深度学习是具有前瞻性、引领性的一个学术概念,已经逐渐深入中小学语文教师心中,成为当下语文教学研究的热点。然而,从一些研究成果来看,广大教师对深度学习的认识并不十分清晰,常常将其与其他概念相混淆,所以很有辨别的必要。

一、深度学习与难度学习

1.教学视域下的深度学习概念

深度学习是相对于浅层学习而言的,浅层学习是处于较低认知水平和思维层次的学习状态,学习结果不易迁移;而深度学习则处于认知的高级水平,涉及高阶思维,学习结果可以发生迁移。延伸开来,深度学习也是与虚假学习、浅表学习相对的一个概念,也就是说,深度学习是指在理解学习的基础上,学习者能够批判性地学习新知,并将它们融入原有的认知结构中,能够将众多知识进行联系,并能够将已有的知识迁移到新的情境中,从而作出决策和解决问题的学习。

2.深度学习与难度学习的区别与联系

深度学习不同于难度学习。首先,有难度的学习,不一定有深度。比如,一个生僻的繁体字,一个班级的学生可能全都不认识,其难度系数不可谓不高。但学习时只需查查字典,了解即可。这种语文学习行为,就没有深度可言,因为学生的思维半径并没有拉长,思维环节并没有增加。

其次,深度学习由于思维半径较长、思维环节较多,对于学生而言,确实有一定难度,但能够抓住学生心理,让学生心甘情愿地“跳一跳摘桃子”。思维半径较长、思维环节较多,自然会产生具有一定挑战性的难度。学习如游戏,若没有适当难度是无法调动学生热情并持续保持的。从学生心理来说,学生在本质上并不怕困难,怕的是单调与枯燥。深度学习由于是调动学生思维的学习,步步进阶,学生往往能够全身心投入,因此学习热情也能够得到保持。

这样看来,深度学习的关键不在于完成学习任务的难度大小,而在于完成任务过程中的思维含金量——思维流量的大小、思维层级的高低、思维半径的长短、思维环节的多少。

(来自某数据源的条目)
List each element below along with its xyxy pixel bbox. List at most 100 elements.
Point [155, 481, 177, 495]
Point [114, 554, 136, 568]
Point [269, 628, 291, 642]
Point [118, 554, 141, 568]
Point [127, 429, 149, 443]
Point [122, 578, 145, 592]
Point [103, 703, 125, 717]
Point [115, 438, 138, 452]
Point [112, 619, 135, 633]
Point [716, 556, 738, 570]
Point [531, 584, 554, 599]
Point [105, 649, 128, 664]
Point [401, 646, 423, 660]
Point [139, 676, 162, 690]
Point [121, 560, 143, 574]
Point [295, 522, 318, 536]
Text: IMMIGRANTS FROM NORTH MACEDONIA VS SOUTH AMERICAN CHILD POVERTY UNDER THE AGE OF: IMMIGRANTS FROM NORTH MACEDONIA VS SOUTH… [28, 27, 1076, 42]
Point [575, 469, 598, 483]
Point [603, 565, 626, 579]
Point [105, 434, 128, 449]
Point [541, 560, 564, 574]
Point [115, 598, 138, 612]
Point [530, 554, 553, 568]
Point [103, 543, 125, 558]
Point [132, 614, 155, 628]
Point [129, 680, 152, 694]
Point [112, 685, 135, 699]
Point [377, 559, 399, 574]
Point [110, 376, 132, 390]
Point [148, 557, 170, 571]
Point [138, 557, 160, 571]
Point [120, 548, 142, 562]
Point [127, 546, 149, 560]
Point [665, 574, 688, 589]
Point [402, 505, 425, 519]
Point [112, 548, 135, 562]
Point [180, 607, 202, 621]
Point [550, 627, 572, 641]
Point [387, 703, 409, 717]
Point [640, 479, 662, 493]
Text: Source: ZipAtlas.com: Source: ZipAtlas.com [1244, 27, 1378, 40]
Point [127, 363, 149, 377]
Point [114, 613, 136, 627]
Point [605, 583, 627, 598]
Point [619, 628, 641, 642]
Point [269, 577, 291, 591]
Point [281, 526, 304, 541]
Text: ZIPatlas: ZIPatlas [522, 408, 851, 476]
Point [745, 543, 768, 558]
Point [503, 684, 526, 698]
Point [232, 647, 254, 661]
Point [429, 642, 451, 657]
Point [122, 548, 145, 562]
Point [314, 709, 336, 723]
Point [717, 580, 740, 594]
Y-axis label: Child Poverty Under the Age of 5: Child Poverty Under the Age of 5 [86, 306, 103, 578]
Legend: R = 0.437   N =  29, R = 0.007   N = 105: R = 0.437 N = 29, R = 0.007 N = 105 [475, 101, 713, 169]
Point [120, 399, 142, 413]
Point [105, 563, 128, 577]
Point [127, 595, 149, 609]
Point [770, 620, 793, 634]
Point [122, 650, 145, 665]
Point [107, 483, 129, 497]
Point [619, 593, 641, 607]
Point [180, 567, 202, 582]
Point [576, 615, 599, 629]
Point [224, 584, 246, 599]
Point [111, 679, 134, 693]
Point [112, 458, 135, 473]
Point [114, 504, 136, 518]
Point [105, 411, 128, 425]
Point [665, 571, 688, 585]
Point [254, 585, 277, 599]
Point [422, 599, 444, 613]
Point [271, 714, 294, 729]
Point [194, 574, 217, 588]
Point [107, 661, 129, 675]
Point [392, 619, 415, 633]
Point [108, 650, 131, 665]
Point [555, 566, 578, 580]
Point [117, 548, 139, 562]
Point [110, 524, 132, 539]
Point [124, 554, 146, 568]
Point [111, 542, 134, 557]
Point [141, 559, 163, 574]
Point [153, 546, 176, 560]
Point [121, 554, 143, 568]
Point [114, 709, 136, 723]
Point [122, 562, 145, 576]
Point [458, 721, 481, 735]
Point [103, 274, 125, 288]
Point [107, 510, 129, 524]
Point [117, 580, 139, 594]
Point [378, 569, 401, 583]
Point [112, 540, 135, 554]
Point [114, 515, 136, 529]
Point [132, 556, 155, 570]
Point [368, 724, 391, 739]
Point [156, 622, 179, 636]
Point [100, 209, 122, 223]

任务列表:
a) 根据选段回答以下问题:
(i) 浅层学习的学习结果有何特点?
(ii) 在生僻繁体字一例中,学生学习时只需怎样做?
(iii) 深度学习的关键在于什么?
b) 将选段中从含有“一、深度学习与难度学习”的词句起、至“而作出决策和解决问题的学习。”止的部分原样重抄一遍。

依次作答:
a)
(i) 学习结果不易迁移。
(ii) 只需查查字典,了解即可。
(iii) 在于完成任务过程中的思维含金量。

b)
一、深度学习与难度学习

1.教学视域下的深度学习概念

深度学习是相对于浅层学习而言的,浅层学习是处于较低认知水平和思维层次的学习状态,学习结果不易迁移;而深度学习则处于认知的高级水平,涉及高阶思维,学习结果可以发生迁移。延伸开来,深度学习也是与虚假学习、浅表学习相对的一个概念,也就是说,深度学习是指在理解学习的基础上,学习者能够批判性地学习新知,并将它们融入原有的认知结构中,能够将众多知识进行联系,并能够将已有的知识迁移到新的情境中,从而作出决策和解决问题的学习。